### Supplied records

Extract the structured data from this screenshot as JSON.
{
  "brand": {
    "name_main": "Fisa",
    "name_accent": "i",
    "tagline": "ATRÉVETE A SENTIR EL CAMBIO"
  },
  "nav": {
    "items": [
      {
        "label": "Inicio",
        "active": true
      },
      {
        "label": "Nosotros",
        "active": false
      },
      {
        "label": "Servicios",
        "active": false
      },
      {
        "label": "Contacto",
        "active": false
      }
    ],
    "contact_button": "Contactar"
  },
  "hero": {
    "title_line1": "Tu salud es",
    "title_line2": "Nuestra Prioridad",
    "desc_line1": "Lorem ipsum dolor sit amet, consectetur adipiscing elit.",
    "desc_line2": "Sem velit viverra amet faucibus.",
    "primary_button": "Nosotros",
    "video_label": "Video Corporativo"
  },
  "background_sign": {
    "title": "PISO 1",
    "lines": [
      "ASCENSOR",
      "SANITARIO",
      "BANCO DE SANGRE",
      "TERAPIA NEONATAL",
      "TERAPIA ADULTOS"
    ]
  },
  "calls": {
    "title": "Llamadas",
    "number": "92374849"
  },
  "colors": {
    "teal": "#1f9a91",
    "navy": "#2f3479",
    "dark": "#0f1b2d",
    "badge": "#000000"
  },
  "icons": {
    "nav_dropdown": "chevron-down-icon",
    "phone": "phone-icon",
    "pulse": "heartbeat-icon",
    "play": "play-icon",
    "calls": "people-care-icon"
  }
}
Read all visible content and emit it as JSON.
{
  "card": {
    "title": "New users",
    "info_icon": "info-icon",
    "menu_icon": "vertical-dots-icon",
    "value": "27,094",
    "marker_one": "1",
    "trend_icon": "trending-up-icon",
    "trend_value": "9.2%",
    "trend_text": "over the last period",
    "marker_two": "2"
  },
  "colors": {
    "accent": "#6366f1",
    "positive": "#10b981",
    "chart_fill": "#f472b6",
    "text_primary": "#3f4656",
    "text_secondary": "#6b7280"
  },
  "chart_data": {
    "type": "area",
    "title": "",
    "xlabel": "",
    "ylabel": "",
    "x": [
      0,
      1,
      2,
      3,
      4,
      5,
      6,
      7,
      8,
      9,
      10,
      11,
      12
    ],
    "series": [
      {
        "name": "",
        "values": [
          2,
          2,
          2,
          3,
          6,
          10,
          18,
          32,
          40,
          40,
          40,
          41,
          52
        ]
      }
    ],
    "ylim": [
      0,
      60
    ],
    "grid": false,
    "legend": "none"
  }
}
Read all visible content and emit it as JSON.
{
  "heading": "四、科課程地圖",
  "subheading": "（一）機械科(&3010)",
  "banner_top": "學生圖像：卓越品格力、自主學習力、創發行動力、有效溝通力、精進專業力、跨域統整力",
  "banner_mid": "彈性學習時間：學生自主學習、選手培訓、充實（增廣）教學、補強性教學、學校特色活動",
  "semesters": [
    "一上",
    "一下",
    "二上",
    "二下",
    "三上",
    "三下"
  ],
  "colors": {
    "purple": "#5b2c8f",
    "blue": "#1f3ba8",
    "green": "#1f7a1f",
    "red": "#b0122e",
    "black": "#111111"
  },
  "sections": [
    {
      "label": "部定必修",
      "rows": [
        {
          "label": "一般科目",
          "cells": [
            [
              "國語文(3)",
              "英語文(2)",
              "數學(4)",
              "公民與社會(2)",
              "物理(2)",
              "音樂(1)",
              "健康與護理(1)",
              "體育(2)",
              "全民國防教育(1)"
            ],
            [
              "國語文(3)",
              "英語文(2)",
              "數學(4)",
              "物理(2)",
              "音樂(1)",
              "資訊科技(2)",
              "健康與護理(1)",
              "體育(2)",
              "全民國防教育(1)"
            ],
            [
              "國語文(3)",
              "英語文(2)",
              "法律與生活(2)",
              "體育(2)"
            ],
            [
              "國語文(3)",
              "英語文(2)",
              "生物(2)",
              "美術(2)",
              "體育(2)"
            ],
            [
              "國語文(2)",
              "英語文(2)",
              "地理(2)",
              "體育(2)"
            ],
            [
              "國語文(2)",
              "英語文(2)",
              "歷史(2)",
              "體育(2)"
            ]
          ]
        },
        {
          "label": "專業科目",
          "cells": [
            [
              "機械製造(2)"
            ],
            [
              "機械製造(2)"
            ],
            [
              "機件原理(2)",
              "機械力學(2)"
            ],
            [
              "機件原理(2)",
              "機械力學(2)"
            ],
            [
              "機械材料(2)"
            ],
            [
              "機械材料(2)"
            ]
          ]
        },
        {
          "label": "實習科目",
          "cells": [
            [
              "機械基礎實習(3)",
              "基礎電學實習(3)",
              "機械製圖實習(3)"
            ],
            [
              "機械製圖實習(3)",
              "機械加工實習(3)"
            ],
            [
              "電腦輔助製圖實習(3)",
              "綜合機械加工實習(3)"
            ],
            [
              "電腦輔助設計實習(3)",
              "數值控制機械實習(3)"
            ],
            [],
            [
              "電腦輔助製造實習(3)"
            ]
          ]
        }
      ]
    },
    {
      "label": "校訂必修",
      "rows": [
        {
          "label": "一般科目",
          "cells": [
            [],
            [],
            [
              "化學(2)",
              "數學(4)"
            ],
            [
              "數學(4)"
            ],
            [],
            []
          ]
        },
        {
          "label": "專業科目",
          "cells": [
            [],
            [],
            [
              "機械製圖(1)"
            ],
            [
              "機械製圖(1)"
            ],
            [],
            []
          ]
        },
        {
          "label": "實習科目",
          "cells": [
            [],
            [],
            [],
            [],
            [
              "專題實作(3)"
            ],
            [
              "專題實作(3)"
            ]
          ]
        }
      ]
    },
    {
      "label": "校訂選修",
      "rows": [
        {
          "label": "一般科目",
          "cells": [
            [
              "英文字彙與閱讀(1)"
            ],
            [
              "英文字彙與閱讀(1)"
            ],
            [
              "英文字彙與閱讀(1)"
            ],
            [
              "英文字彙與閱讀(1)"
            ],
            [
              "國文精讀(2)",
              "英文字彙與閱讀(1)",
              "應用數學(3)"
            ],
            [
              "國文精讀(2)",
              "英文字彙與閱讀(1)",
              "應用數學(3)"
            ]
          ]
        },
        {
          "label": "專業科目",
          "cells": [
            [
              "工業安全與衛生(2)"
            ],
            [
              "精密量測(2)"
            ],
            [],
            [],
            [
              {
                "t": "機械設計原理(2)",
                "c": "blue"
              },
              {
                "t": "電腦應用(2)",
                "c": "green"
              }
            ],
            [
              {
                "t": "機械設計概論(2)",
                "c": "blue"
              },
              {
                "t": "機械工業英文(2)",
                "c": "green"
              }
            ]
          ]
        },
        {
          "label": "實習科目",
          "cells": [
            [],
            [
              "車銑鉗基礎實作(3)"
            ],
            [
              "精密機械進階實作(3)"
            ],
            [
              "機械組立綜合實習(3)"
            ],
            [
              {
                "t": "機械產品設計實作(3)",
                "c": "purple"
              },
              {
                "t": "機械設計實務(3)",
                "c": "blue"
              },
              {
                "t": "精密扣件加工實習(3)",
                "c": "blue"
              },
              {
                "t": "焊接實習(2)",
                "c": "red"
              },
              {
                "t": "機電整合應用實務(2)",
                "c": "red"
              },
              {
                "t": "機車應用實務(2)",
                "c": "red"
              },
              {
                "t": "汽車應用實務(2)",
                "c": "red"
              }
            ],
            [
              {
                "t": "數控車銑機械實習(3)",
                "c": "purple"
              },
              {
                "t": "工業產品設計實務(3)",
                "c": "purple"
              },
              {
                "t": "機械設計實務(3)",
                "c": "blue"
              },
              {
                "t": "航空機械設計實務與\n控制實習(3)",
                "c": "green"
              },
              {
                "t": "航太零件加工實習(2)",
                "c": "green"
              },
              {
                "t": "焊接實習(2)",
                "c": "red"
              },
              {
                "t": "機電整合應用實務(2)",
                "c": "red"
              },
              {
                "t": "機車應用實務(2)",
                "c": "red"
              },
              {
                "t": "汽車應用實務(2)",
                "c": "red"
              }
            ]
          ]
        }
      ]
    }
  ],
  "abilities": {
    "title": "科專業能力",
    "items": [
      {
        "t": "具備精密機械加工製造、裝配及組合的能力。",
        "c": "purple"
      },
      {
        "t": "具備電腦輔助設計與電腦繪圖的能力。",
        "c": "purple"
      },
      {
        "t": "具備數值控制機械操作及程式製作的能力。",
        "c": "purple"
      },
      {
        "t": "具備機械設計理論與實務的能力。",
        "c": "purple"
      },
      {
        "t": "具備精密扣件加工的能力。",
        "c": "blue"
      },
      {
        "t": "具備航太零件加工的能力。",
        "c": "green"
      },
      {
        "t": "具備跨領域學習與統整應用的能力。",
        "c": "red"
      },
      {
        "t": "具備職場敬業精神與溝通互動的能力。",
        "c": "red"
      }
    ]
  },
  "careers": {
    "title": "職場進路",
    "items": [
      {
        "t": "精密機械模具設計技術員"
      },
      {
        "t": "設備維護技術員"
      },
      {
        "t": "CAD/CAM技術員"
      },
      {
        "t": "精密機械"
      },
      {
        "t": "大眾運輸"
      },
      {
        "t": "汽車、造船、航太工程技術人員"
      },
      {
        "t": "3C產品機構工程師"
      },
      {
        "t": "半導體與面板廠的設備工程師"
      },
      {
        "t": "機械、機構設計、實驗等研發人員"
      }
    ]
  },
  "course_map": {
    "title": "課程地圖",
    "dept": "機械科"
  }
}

### Requirements
Of all the lines above, how many contain "amet"? Give the number and nothing more.

### The solution
2